#### [Objective]
Only a number is expected: how many lines in the data below contain the word "συμπεριλαμβανομένης".

==== Material provided

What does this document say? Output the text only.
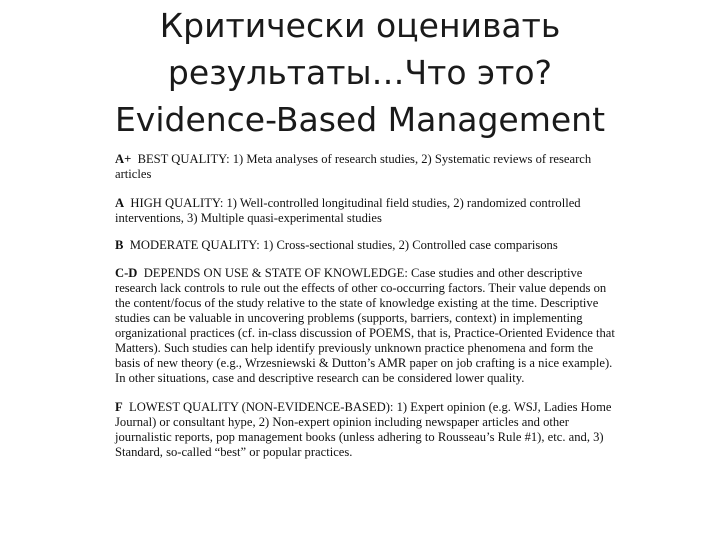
Критически оценивать
результаты…Что это?
Evidence-Based Management

A+ BEST QUALITY: 1) Meta analyses of research studies, 2) Systematic reviews of research articles

A HIGH QUALITY: 1) Well-controlled longitudinal field studies, 2) randomized controlled interventions, 3) Multiple quasi-experimental studies

B MODERATE QUALITY: 1) Cross-sectional studies, 2) Controlled case comparisons

C-D DEPENDS ON USE & STATE OF KNOWLEDGE: Case studies and other descriptive research lack controls to rule out the effects of other co-occurring factors. Their value depends on the content/focus of the study relative to the state of knowledge existing at the time. Descriptive studies can be valuable in uncovering problems (supports, barriers, context) in implementing organizational practices (cf. in-class discussion of POEMS, that is, Practice-Oriented Evidence that Matters). Such studies can help identify previously unknown practice phenomena and form the basis of new theory (e.g., Wrzesniewski & Dutton’s AMR paper on job crafting is a nice example). In other situations, case and descriptive research can be considered lower quality.

F LOWEST QUALITY (NON-EVIDENCE-BASED): 1) Expert opinion (e.g. WSJ, Ladies Home Journal) or consultant hype, 2) Non-expert opinion including newspaper articles and other journalistic reports, pop management books (unless adhering to Rousseau’s Rule #1), etc. and, 3) Standard, so-called “best” or popular practices.
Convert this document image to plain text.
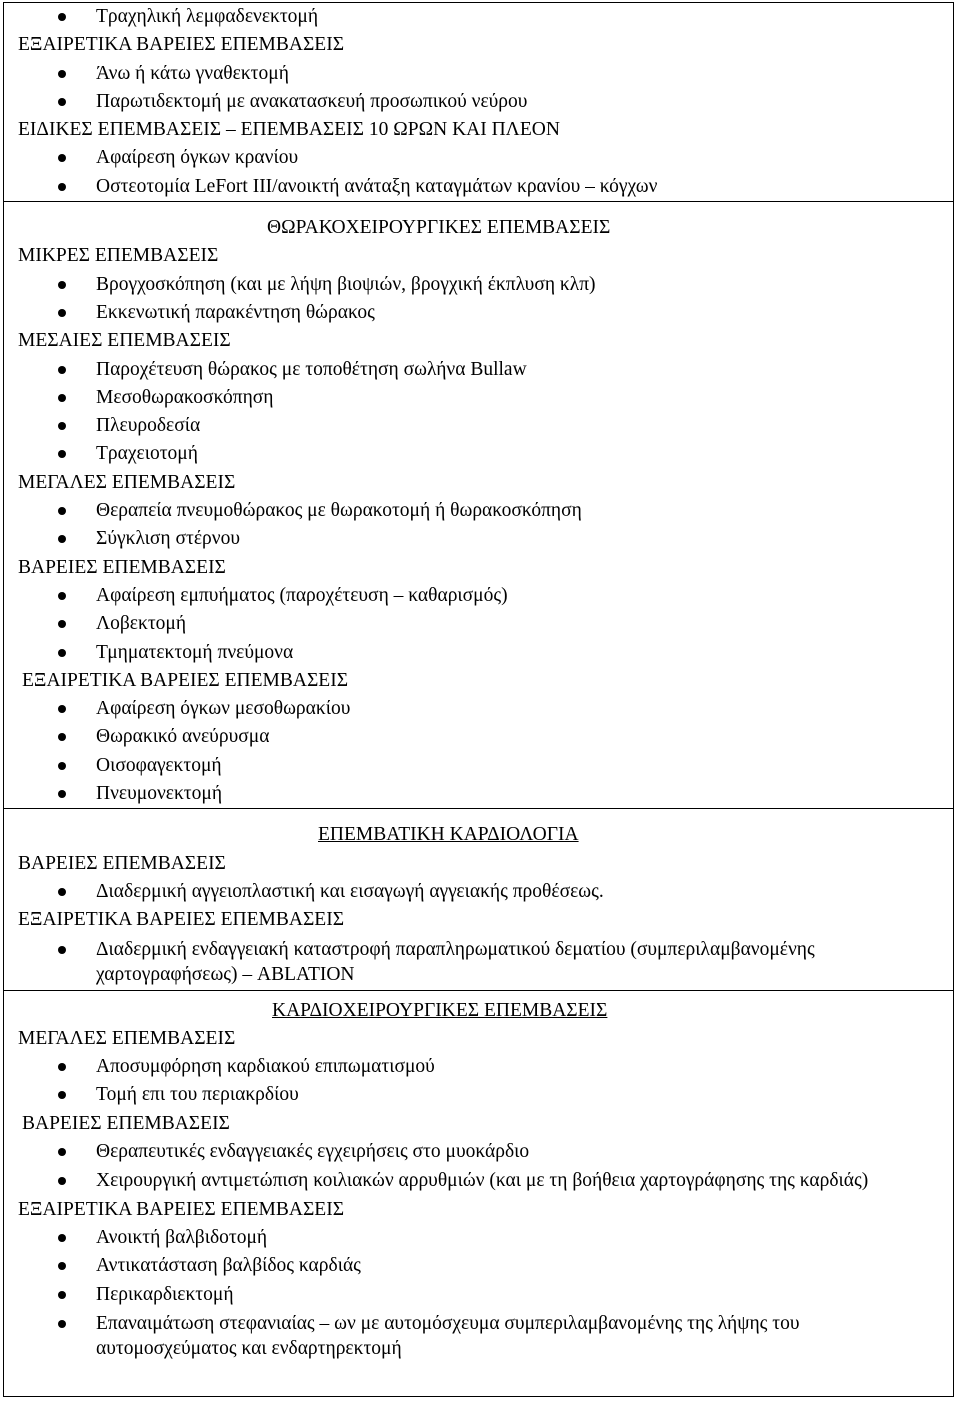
Τραχηλική λεμφαδενεκτομή
ΕΞΑΙΡΕΤΙΚΑ ΒΑΡΕΙΕΣ ΕΠΕΜΒΑΣΕΙΣ
Άνω ή κάτω γναθεκτομή
Παρωτιδεκτομή με ανακατασκευή προσωπικού νεύρου
ΕΙΔΙΚΕΣ ΕΠΕΜΒΑΣΕΙΣ – ΕΠΕΜΒΑΣΕΙΣ 10 ΩΡΩΝ ΚΑΙ ΠΛΕΟΝ
Αφαίρεση όγκων κρανίου
Οστεοτομία LeFort III/ανοικτή ανάταξη καταγμάτων κρανίου – κόγχων
ΘΩΡΑΚΟΧΕΙΡΟΥΡΓΙΚΕΣ ΕΠΕΜΒΑΣΕΙΣ
ΜΙΚΡΕΣ ΕΠΕΜΒΑΣΕΙΣ
Βρογχοσκόπηση (και με λήψη βιοψιών, βρογχική έκπλυση κλπ)
Εκκενωτική παρακέντηση θώρακος
ΜΕΣΑΙΕΣ ΕΠΕΜΒΑΣΕΙΣ
Παροχέτευση θώρακος με τοποθέτηση σωλήνα Bullaw
Μεσοθωρακοσκόπηση
Πλευροδεσία
Τραχειοτομή
ΜΕΓΑΛΕΣ ΕΠΕΜΒΑΣΕΙΣ
Θεραπεία πνευμοθώρακος με θωρακοτομή ή θωρακοσκόπηση
Σύγκλιση στέρνου
ΒΑΡΕΙΕΣ ΕΠΕΜΒΑΣΕΙΣ
Αφαίρεση εμπυήματος (παροχέτευση – καθαρισμός)
Λοβεκτομή
Τμηματεκτομή πνεύμονα
ΕΞΑΙΡΕΤΙΚΑ ΒΑΡΕΙΕΣ ΕΠΕΜΒΑΣΕΙΣ
Αφαίρεση όγκων μεσοθωρακίου
Θωρακικό ανεύρυσμα
Οισοφαγεκτομή
Πνευμονεκτομή
ΕΠΕΜΒΑΤΙΚΗ ΚΑΡΔΙΟΛΟΓΙΑ
ΒΑΡΕΙΕΣ ΕΠΕΜΒΑΣΕΙΣ
Διαδερμική αγγειοπλαστική και εισαγωγή αγγειακής προθέσεως.
ΕΞΑΙΡΕΤΙΚΑ ΒΑΡΕΙΕΣ ΕΠΕΜΒΑΣΕΙΣ
Διαδερμική ενδαγγειακή καταστροφή παραπληρωματικού δεματίου (συμπεριλαμβανομένης χαρτογραφήσεως) – ABLATION
ΚΑΡΔΙΟΧΕΙΡΟΥΡΓΙΚΕΣ ΕΠΕΜΒΑΣΕΙΣ
ΜΕΓΑΛΕΣ ΕΠΕΜΒΑΣΕΙΣ
Αποσυμφόρηση καρδιακού επιπωματισμού
Τομή επι του περιακρδίου
ΒΑΡΕΙΕΣ ΕΠΕΜΒΑΣΕΙΣ
Θεραπευτικές ενδαγγειακές εγχειρήσεις στο μυοκάρδιο
Χειρουργική αντιμετώπιση κοιλιακών αρρυθμιών (και με τη βοήθεια χαρτογράφησης της καρδιάς)
ΕΞΑΙΡΕΤΙΚΑ ΒΑΡΕΙΕΣ ΕΠΕΜΒΑΣΕΙΣ
Ανοικτή βαλβιδοτομή
Αντικατάσταση βαλβίδος καρδιάς
Περικαρδιεκτομή
Επαναιμάτωση στεφανιαίας – ων με αυτομόσχευμα συμπεριλαμβανομένης της λήψης του αυτομοσχεύματος και ενδαρτηρεκτομή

========

#### [In response]
2